Reproduce the records below in full and without edits, omitting images.

Begin DATASET RECORDS

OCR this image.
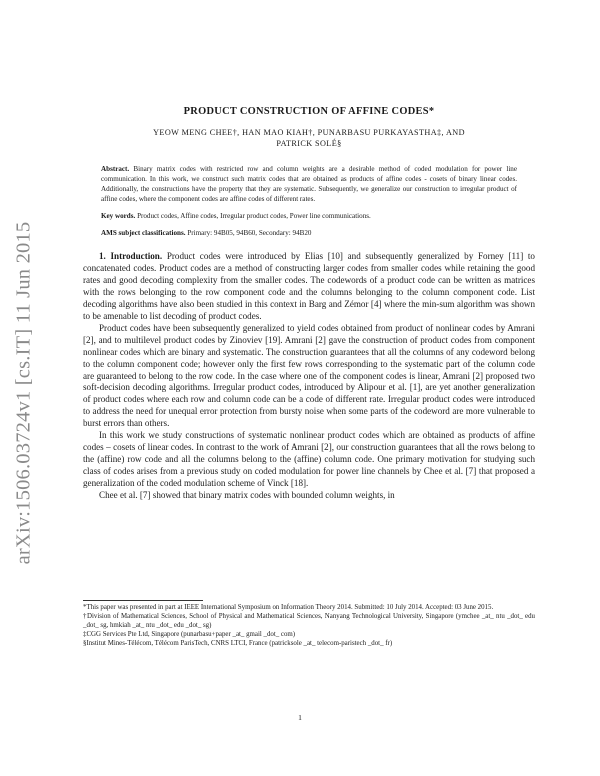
arXiv:1506.03724v1 [cs.IT] 11 Jun 2015
PRODUCT CONSTRUCTION OF AFFINE CODES*
YEOW MENG CHEE†, HAN MAO KIAH†, PUNARBASU PURKAYASTHA‡, AND
PATRICK SOLÉ§
Abstract. Binary matrix codes with restricted row and column weights are a desirable method of coded modulation for power line communication. In this work, we construct such matrix codes that are obtained as products of affine codes - cosets of binary linear codes. Additionally, the constructions have the property that they are systematic. Subsequently, we generalize our construction to irregular product of affine codes, where the component codes are affine codes of different rates.
Key words. Product codes, Affine codes, Irregular product codes, Power line communications.
AMS subject classifications. Primary: 94B05, 94B60, Secondary: 94B20

1. Introduction. Product codes were introduced by Elias [10] and subsequently generalized by Forney [11] to concatenated codes. Product codes are a method of constructing larger codes from smaller codes while retaining the good rates and good decoding complexity from the smaller codes. The codewords of a product code can be written as matrices with the rows belonging to the row component code and the columns belonging to the column component code. List decoding algorithms have also been studied in this context in Barg and Zémor [4] where the min-sum algorithm was shown to be amenable to list decoding of product codes.

Product codes have been subsequently generalized to yield codes obtained from product of nonlinear codes by Amrani [2], and to multilevel product codes by Zinoviev [19]. Amrani [2] gave the construction of product codes from component nonlinear codes which are binary and systematic. The construction guarantees that all the columns of any codeword belong to the column component code; however only the first few rows corresponding to the systematic part of the column code are guaranteed to belong to the row code. In the case where one of the component codes is linear, Amrani [2] proposed two soft-decision decoding algorithms. Irregular product codes, introduced by Alipour et al. [1], are yet another generalization of product codes where each row and column code can be a code of different rate. Irregular product codes were introduced to address the need for unequal error protection from bursty noise when some parts of the codeword are more vulnerable to burst errors than others.

In this work we study constructions of systematic nonlinear product codes which are obtained as products of affine codes – cosets of linear codes. In contrast to the work of Amrani [2], our construction guarantees that all the rows belong to the (affine) row code and all the columns belong to the (affine) column code. One primary motivation for studying such class of codes arises from a previous study on coded modulation for power line channels by Chee et al. [7] that proposed a generalization of the coded modulation scheme of Vinck [18].

Chee et al. [7] showed that binary matrix codes with bounded column weights, in

*This paper was presented in part at IEEE International Symposium on Information Theory 2014. Submitted: 10 July 2014. Accepted: 03 June 2015.

†Division of Mathematical Sciences, School of Physical and Mathematical Sciences, Nanyang Technological University, Singapore (ymchee _at_ ntu _dot_ edu _dot_ sg, hmkiah _at_ ntu _dot_ edu _dot_ sg)

‡CGG Services Pte Ltd, Singapore (punarbasu+paper _at_ gmail _dot_ com)

§Institut Mines-Télécom, Télécom ParisTech, CNRS LTCI, France (patricksole _at_ telecom-paristech _dot_ fr)

1
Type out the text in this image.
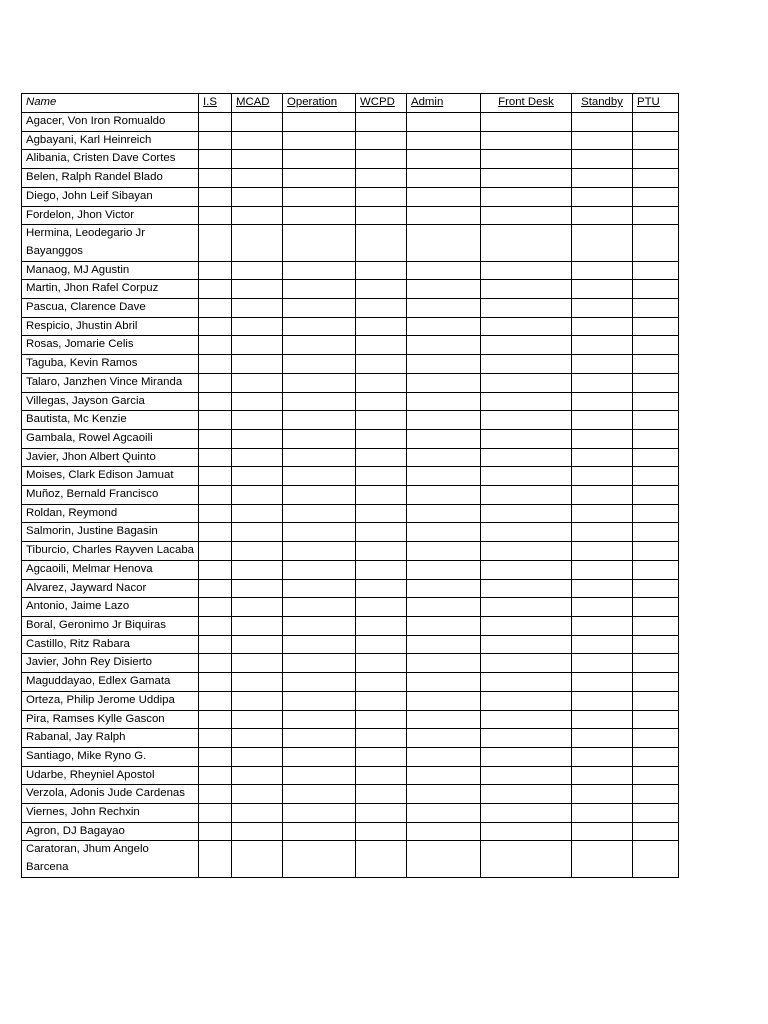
Name	I.S	MCAD	Operation	WCPD	Admin	Front Desk	Standby	PTU
Agacer, Von Iron Romualdo								
Agbayani, Karl Heinreich								
Alibania, Cristen Dave Cortes								
Belen, Ralph Randel Blado								
Diego, John Leif Sibayan								
Fordelon, Jhon Victor								
Hermina, Leodegario Jr Bayanggos								
Manaog, MJ Agustin								
Martin, Jhon Rafel Corpuz								
Pascua, Clarence Dave								
Respicio, Jhustin Abril								
Rosas, Jomarie Celis								
Taguba, Kevin Ramos								
Talaro, Janzhen Vince Miranda								
Villegas, Jayson Garcia								
Bautista, Mc Kenzie								
Gambala, Rowel Agcaoili								
Javier, Jhon Albert Quinto								
Moises, Clark Edison Jamuat								
Muñoz, Bernald Francisco								
Roldan, Reymond								
Salmorin, Justine Bagasin								
Tiburcio, Charles Rayven Lacaba								
Agcaoili, Melmar Henova								
Alvarez, Jayward Nacor								
Antonio, Jaime Lazo								
Boral, Geronimo Jr Biquiras								
Castillo, Ritz Rabara								
Javier, John Rey Disierto								
Maguddayao, Edlex Gamata								
Orteza, Philip Jerome Uddipa								
Pira, Ramses Kylle Gascon								
Rabanal, Jay Ralph								
Santiago, Mike Ryno G.								
Udarbe, Rheyniel Apostol								
Verzola, Adonis Jude Cardenas								
Viernes, John Rechxin								
Agron, DJ Bagayao								
Caratoran, Jhum Angelo Barcena								
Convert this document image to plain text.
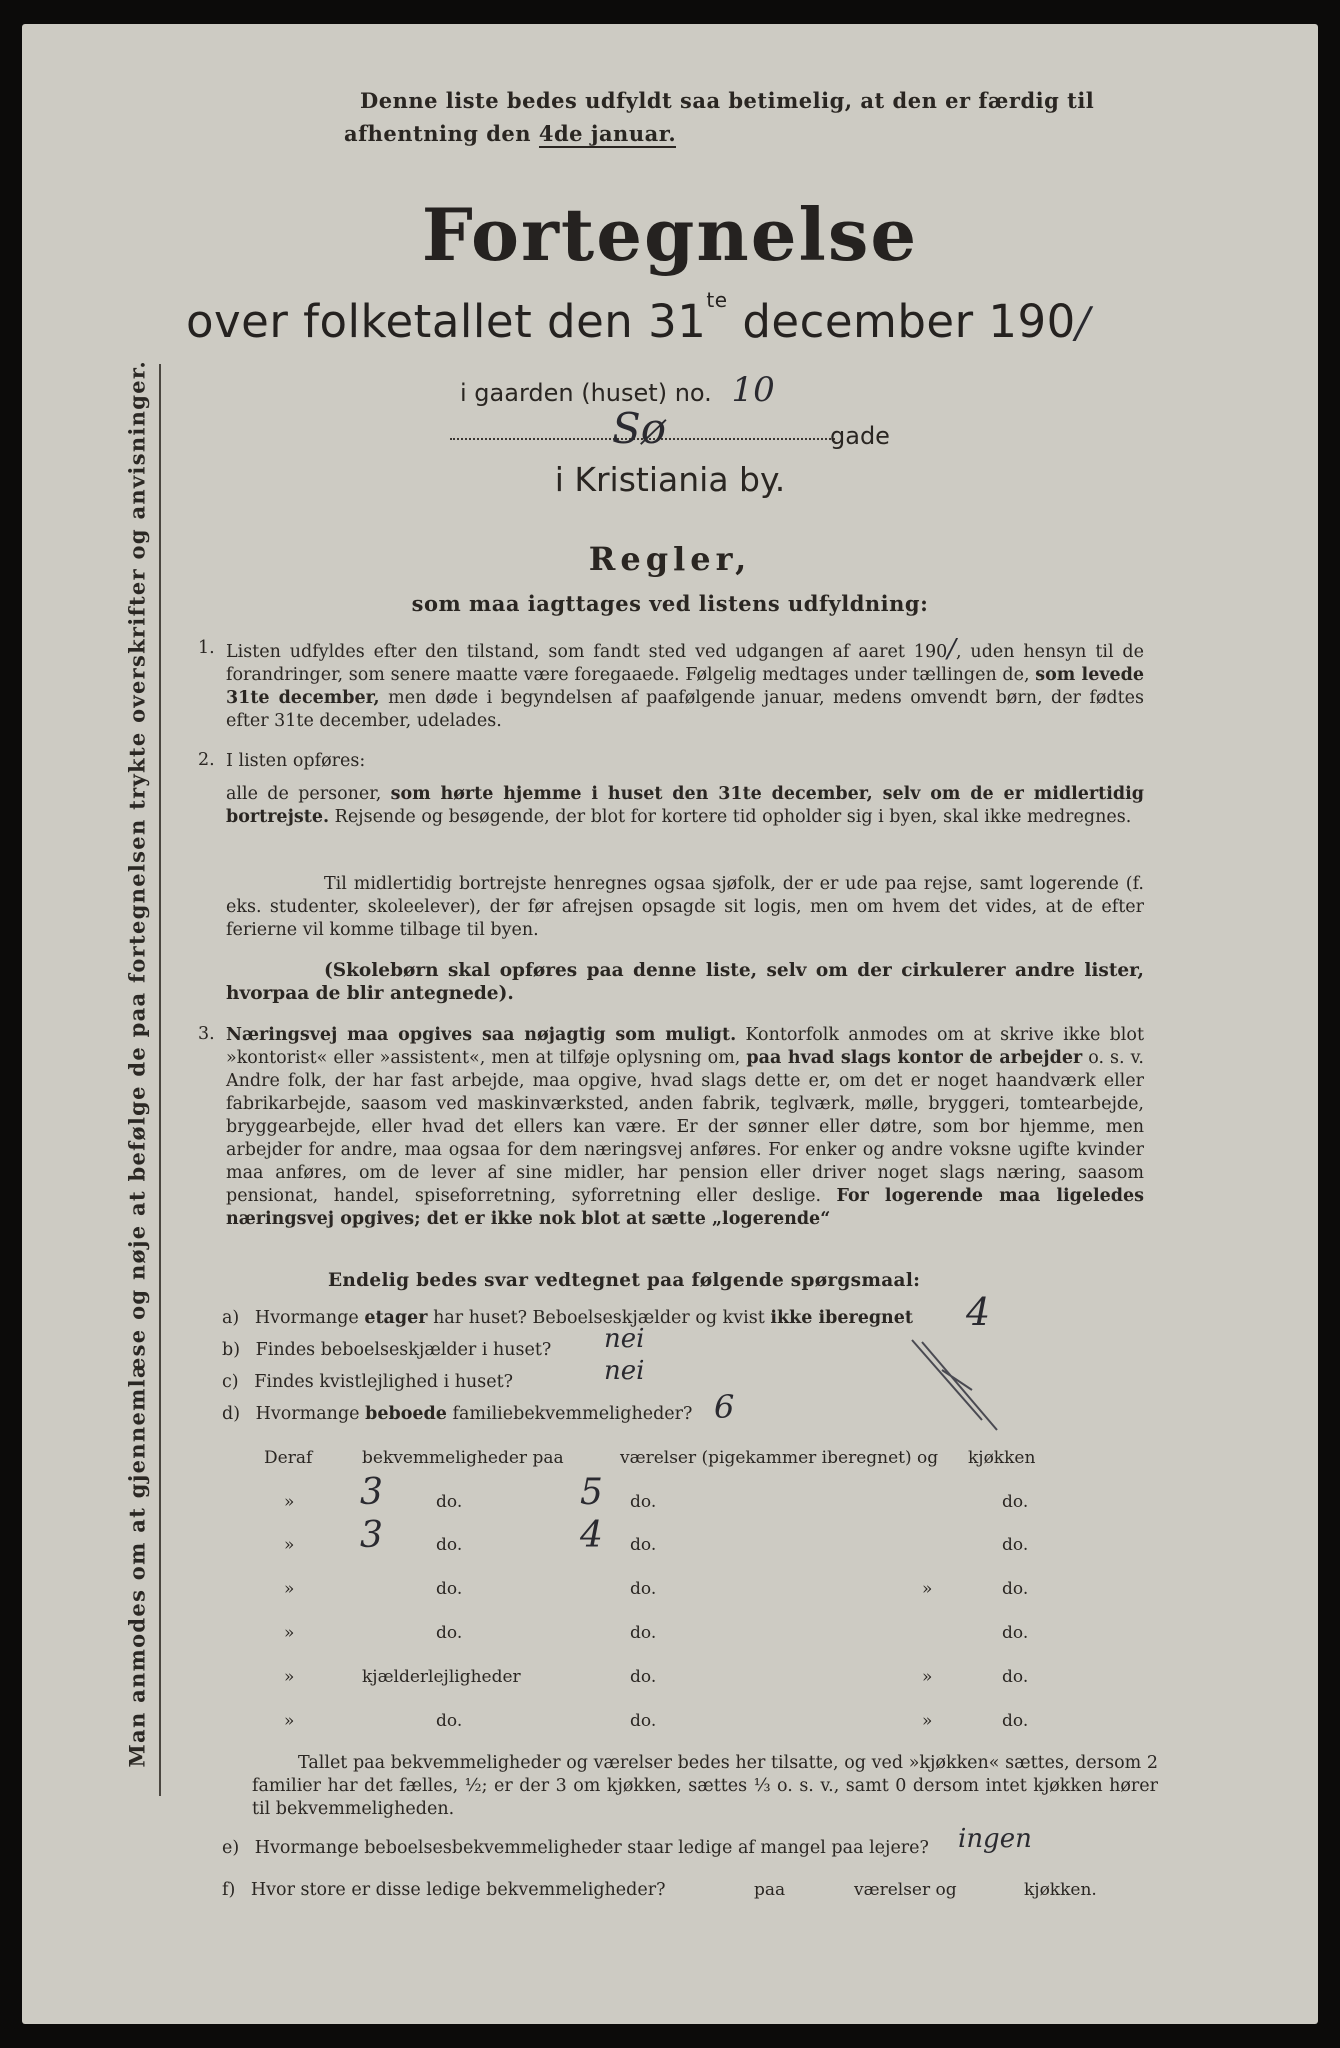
Man anmodes om at gjennemlæse og nøje at befølge de paa fortegnelsen trykte overskrifter og anvisninger.
Denne liste bedes udfyldt saa betimelig, at den er færdig til
afhentning den 4de januar.
Fortegnelse
over folketallet den $31^{te}$ december 190/
i gaarden (huset) no. 10
Sø	gade
i Kristiania by.
Regler,
som maa iagttages ved listens udfyldning:
1. Listen udfyldes efter den tilstand, som fandt sted ved udgangen af aaret 190/, uden hensyn til de forandringer, som senere maatte være foregaaede. Følgelig medtages under tællingen de, som levede 31te december, men døde i begyndelsen af paafølgende januar, medens omvendt børn, der fødtes efter 31te december, udelades.
2. I listen opføres:
alle de personer, som hørte hjemme i huset den 31te december, selv om de er midlertidig bortrejste. Rejsende og besøgende, der blot for kortere tid opholder sig i byen, skal ikke medregnes.
Til midlertidig bortrejste henregnes ogsaa sjøfolk, der er ude paa rejse, samt logerende (f. eks. studenter, skoleelever), der før afrejsen opsagde sit logis, men om hvem det vides, at de efter ferierne vil komme tilbage til byen.
(Skolebørn skal opføres paa denne liste, selv om der cirkulerer andre lister, hvorpaa de blir antegnede).
3. Næringsvej maa opgives saa nøjagtig som muligt. Kontorfolk anmodes om at skrive ikke blot »kontorist« eller »assistent«, men at tilføje oplysning om, paa hvad slags kontor de arbejder o. s. v. Andre folk, der har fast arbejde, maa opgive, hvad slags dette er, om det er noget haandværk eller fabrikarbejde, saasom ved maskinværksted, anden fabrik, teglværk, mølle, bryggeri, tomtearbejde, bryggearbejde, eller hvad det ellers kan være. Er der sønner eller døtre, som bor hjemme, men arbejder for andre, maa ogsaa for dem næringsvej anføres. For enker og andre voksne ugifte kvinder maa anføres, om de lever af sine midler, har pension eller driver noget slags næring, saasom pensionat, handel, spiseforretning, syforretning eller deslige. For logerende maa ligeledes næringsvej opgives; det er ikke nok blot at sætte „logerende“
Endelig bedes svar vedtegnet paa følgende spørgsmaal:
a) Hvormange etager har huset? Beboelseskjælder og kvist ikke iberegnet 4
b) Findes beboelseskjælder i huset? nei
c) Findes kvistlejlighed i huset?	nei
d) Hvormange beboede familiebekvemmeligheder? 6
Deraf	bekvemmeligheder paa	værelser (pigekammer iberegnet) og kjøkken
» 3	do.	5 do.	do.
» 3	do.	4 do.	do.
»	do.	do.	»	do.
»	do.	do.	do.
»	kjælderlejligheder	do.	»	do.
»	do.	do.	»	do.
Tallet paa bekvemmeligheder og værelser bedes her tilsatte, og ved »kjøkken« sættes, dersom 2 familier har det fælles, ½; er der 3 om kjøkken, sættes ⅓ o. s. v., samt 0 dersom intet kjøkken hører til bekvemmeligheden.
e) Hvormange beboelsesbekvemmeligheder staar ledige af mangel paa lejere? ingen
f) Hvor store er disse ledige bekvemmeligheder?	paa	værelser og	kjøkken.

End DATASET RECORDS

ANSWER FOR THIS EXERCISE »
OCR this image.
arXiv:1506.03724v1 [cs.IT] 11 Jun 2015
PRODUCT CONSTRUCTION OF AFFINE CODES*
YEOW MENG CHEE†, HAN MAO KIAH†, PUNARBASU PURKAYASTHA‡, AND
PATRICK SOLÉ§
Abstract. Binary matrix codes with restricted row and column weights are a desirable method of coded modulation for power line communication. In this work, we construct such matrix codes that are obtained as products of affine codes - cosets of binary linear codes. Additionally, the constructions have the property that they are systematic. Subsequently, we generalize our construction to irregular product of affine codes, where the component codes are affine codes of different rates.
Key words. Product codes, Affine codes, Irregular product codes, Power line communications.
AMS subject classifications. Primary: 94B05, 94B60, Secondary: 94B20

1. Introduction. Product codes were introduced by Elias [10] and subsequently generalized by Forney [11] to concatenated codes. Product codes are a method of constructing larger codes from smaller codes while retaining the good rates and good decoding complexity from the smaller codes. The codewords of a product code can be written as matrices with the rows belonging to the row component code and the columns belonging to the column component code. List decoding algorithms have also been studied in this context in Barg and Zémor [4] where the min-sum algorithm was shown to be amenable to list decoding of product codes.

Product codes have been subsequently generalized to yield codes obtained from product of nonlinear codes by Amrani [2], and to multilevel product codes by Zinoviev [19]. Amrani [2] gave the construction of product codes from component nonlinear codes which are binary and systematic. The construction guarantees that all the columns of any codeword belong to the column component code; however only the first few rows corresponding to the systematic part of the column code are guaranteed to belong to the row code. In the case where one of the component codes is linear, Amrani [2] proposed two soft-decision decoding algorithms. Irregular product codes, introduced by Alipour et al. [1], are yet another generalization of product codes where each row and column code can be a code of different rate. Irregular product codes were introduced to address the need for unequal error protection from bursty noise when some parts of the codeword are more vulnerable to burst errors than others.

In this work we study constructions of systematic nonlinear product codes which are obtained as products of affine codes – cosets of linear codes. In contrast to the work of Amrani [2], our construction guarantees that all the rows belong to the (affine) row code and all the columns belong to the (affine) column code. One primary motivation for studying such class of codes arises from a previous study on coded modulation for power line channels by Chee et al. [7] that proposed a generalization of the coded modulation scheme of Vinck [18].

Chee et al. [7] showed that binary matrix codes with bounded column weights, in

*This paper was presented in part at IEEE International Symposium on Information Theory 2014. Submitted: 10 July 2014. Accepted: 03 June 2015.

†Division of Mathematical Sciences, School of Physical and Mathematical Sciences, Nanyang Technological University, Singapore (ymchee _at_ ntu _dot_ edu _dot_ sg, hmkiah _at_ ntu _dot_ edu _dot_ sg)

‡CGG Services Pte Ltd, Singapore (punarbasu+paper _at_ gmail _dot_ com)

§Institut Mines-Télécom, Télécom ParisTech, CNRS LTCI, France (patricksole _at_ telecom-paristech _dot_ fr)

1
Type out the text in this image.
Name	I.S	MCAD	Operation	WCPD	Admin	Front Desk	Standby	PTU
Agacer, Von Iron Romualdo								
Agbayani, Karl Heinreich								
Alibania, Cristen Dave Cortes								
Belen, Ralph Randel Blado								
Diego, John Leif Sibayan								
Fordelon, Jhon Victor								
Hermina, Leodegario Jr Bayanggos								
Manaog, MJ Agustin								
Martin, Jhon Rafel Corpuz								
Pascua, Clarence Dave								
Respicio, Jhustin Abril								
Rosas, Jomarie Celis								
Taguba, Kevin Ramos								
Talaro, Janzhen Vince Miranda								
Villegas, Jayson Garcia								
Bautista, Mc Kenzie								
Gambala, Rowel Agcaoili								
Javier, Jhon Albert Quinto								
Moises, Clark Edison Jamuat								
Muñoz, Bernald Francisco								
Roldan, Reymond								
Salmorin, Justine Bagasin								
Tiburcio, Charles Rayven Lacaba								
Agcaoili, Melmar Henova								
Alvarez, Jayward Nacor								
Antonio, Jaime Lazo								
Boral, Geronimo Jr Biquiras								
Castillo, Ritz Rabara								
Javier, John Rey Disierto								
Maguddayao, Edlex Gamata								
Orteza, Philip Jerome Uddipa								
Pira, Ramses Kylle Gascon								
Rabanal, Jay Ralph								
Santiago, Mike Ryno G.								
Udarbe, Rheyniel Apostol								
Verzola, Adonis Jude Cardenas								
Viernes, John Rechxin								
Agron, DJ Bagayao								
Caratoran, Jhum Angelo Barcena								
Convert this document image to plain text.
Man anmodes om at gjennemlæse og nøje at befølge de paa fortegnelsen trykte overskrifter og anvisninger.
Denne liste bedes udfyldt saa betimelig, at den er færdig til
afhentning den 4de januar.
Fortegnelse
over folketallet den $31^{te}$ december 190/
i gaarden (huset) no. 10
Sø	gade
i Kristiania by.
Regler,
som maa iagttages ved listens udfyldning:
1. Listen udfyldes efter den tilstand, som fandt sted ved udgangen af aaret 190/, uden hensyn til de forandringer, som senere maatte være foregaaede. Følgelig medtages under tællingen de, som levede 31te december, men døde i begyndelsen af paafølgende januar, medens omvendt børn, der fødtes efter 31te december, udelades.
2. I listen opføres:
alle de personer, som hørte hjemme i huset den 31te december, selv om de er midlertidig bortrejste. Rejsende og besøgende, der blot for kortere tid opholder sig i byen, skal ikke medregnes.
Til midlertidig bortrejste henregnes ogsaa sjøfolk, der er ude paa rejse, samt logerende (f. eks. studenter, skoleelever), der før afrejsen opsagde sit logis, men om hvem det vides, at de efter ferierne vil komme tilbage til byen.
(Skolebørn skal opføres paa denne liste, selv om der cirkulerer andre lister, hvorpaa de blir antegnede).
3. Næringsvej maa opgives saa nøjagtig som muligt. Kontorfolk anmodes om at skrive ikke blot »kontorist« eller »assistent«, men at tilføje oplysning om, paa hvad slags kontor de arbejder o. s. v. Andre folk, der har fast arbejde, maa opgive, hvad slags dette er, om det er noget haandværk eller fabrikarbejde, saasom ved maskinværksted, anden fabrik, teglværk, mølle, bryggeri, tomtearbejde, bryggearbejde, eller hvad det ellers kan være. Er der sønner eller døtre, som bor hjemme, men arbejder for andre, maa ogsaa for dem næringsvej anføres. For enker og andre voksne ugifte kvinder maa anføres, om de lever af sine midler, har pension eller driver noget slags næring, saasom pensionat, handel, spiseforretning, syforretning eller deslige. For logerende maa ligeledes næringsvej opgives; det er ikke nok blot at sætte „logerende“
Endelig bedes svar vedtegnet paa følgende spørgsmaal:
a) Hvormange etager har huset? Beboelseskjælder og kvist ikke iberegnet 4
b) Findes beboelseskjælder i huset? nei
c) Findes kvistlejlighed i huset?	nei
d) Hvormange beboede familiebekvemmeligheder? 6
Deraf	bekvemmeligheder paa	værelser (pigekammer iberegnet) og kjøkken
» 3	do.	5 do.	do.
» 3	do.	4 do.	do.
»	do.	do.	»	do.
»	do.	do.	do.
»	kjælderlejligheder	do.	»	do.
»	do.	do.	»	do.
Tallet paa bekvemmeligheder og værelser bedes her tilsatte, og ved »kjøkken« sættes, dersom 2 familier har det fælles, ½; er der 3 om kjøkken, sættes ⅓ o. s. v., samt 0 dersom intet kjøkken hører til bekvemmeligheden.
e) Hvormange beboelsesbekvemmeligheder staar ledige af mangel paa lejere? ingen
f) Hvor store er disse ledige bekvemmeligheder?	paa	værelser og	kjøkken.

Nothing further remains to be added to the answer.